▸ Problem details
Reproduce all of the data exactly, with no line skipped.

______

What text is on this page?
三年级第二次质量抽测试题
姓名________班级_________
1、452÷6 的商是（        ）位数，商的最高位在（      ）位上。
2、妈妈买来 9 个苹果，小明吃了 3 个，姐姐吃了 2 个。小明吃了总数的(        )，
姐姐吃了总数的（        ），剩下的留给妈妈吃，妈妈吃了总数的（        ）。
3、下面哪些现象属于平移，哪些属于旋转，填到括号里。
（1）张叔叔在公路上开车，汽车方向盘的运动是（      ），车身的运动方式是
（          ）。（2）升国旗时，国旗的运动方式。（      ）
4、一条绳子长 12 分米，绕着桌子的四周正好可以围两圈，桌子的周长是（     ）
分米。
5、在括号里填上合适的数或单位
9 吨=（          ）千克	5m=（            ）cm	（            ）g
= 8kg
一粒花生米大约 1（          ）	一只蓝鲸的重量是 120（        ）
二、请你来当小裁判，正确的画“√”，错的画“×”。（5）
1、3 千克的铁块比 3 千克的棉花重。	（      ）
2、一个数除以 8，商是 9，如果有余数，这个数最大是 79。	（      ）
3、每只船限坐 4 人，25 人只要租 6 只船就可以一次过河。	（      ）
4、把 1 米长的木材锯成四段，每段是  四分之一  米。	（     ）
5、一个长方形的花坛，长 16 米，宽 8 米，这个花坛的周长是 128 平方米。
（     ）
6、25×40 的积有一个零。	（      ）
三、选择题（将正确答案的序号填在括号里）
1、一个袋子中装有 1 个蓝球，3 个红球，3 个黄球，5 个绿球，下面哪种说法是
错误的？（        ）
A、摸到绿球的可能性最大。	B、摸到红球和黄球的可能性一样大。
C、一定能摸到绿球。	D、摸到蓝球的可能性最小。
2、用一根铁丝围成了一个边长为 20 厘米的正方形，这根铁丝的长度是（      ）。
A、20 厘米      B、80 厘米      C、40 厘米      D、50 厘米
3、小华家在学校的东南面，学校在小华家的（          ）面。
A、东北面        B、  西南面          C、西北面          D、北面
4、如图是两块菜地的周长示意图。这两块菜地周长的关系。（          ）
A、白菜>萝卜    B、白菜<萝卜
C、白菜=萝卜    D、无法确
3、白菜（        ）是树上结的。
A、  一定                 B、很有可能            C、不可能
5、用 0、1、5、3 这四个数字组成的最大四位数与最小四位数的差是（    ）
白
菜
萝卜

______

▸ Result below
What text is on this page?
三年级第二次质量抽测试题
姓名________班级_________
1、452÷6 的商是（        ）位数，商的最高位在（      ）位上。
2、妈妈买来 9 个苹果，小明吃了 3 个，姐姐吃了 2 个。小明吃了总数的(        )，
姐姐吃了总数的（        ），剩下的留给妈妈吃，妈妈吃了总数的（        ）。
3、下面哪些现象属于平移，哪些属于旋转，填到括号里。
（1）张叔叔在公路上开车，汽车方向盘的运动是（      ），车身的运动方式是
（          ）。（2）升国旗时，国旗的运动方式。（      ）
4、一条绳子长 12 分米，绕着桌子的四周正好可以围两圈，桌子的周长是（     ）
分米。
5、在括号里填上合适的数或单位
9 吨=（          ）千克	5m=（            ）cm	（            ）g
= 8kg
一粒花生米大约 1（          ）	一只蓝鲸的重量是 120（        ）
二、请你来当小裁判，正确的画“√”，错的画“×”。（5）
1、3 千克的铁块比 3 千克的棉花重。	（      ）
2、一个数除以 8，商是 9，如果有余数，这个数最大是 79。	（      ）
3、每只船限坐 4 人，25 人只要租 6 只船就可以一次过河。	（      ）
4、把 1 米长的木材锯成四段，每段是  四分之一  米。	（     ）
5、一个长方形的花坛，长 16 米，宽 8 米，这个花坛的周长是 128 平方米。
（     ）
6、25×40 的积有一个零。	（      ）
三、选择题（将正确答案的序号填在括号里）
1、一个袋子中装有 1 个蓝球，3 个红球，3 个黄球，5 个绿球，下面哪种说法是
错误的？（        ）
A、摸到绿球的可能性最大。	B、摸到红球和黄球的可能性一样大。
C、一定能摸到绿球。	D、摸到蓝球的可能性最小。
2、用一根铁丝围成了一个边长为 20 厘米的正方形，这根铁丝的长度是（      ）。
A、20 厘米      B、80 厘米      C、40 厘米      D、50 厘米
3、小华家在学校的东南面，学校在小华家的（          ）面。
A、东北面        B、  西南面          C、西北面          D、北面
4、如图是两块菜地的周长示意图。这两块菜地周长的关系。（          ）
A、白菜>萝卜    B、白菜<萝卜
C、白菜=萝卜    D、无法确
3、白菜（        ）是树上结的。
A、  一定                 B、很有可能            C、不可能
5、用 0、1、5、3 这四个数字组成的最大四位数与最小四位数的差是（    ）
白
菜
萝卜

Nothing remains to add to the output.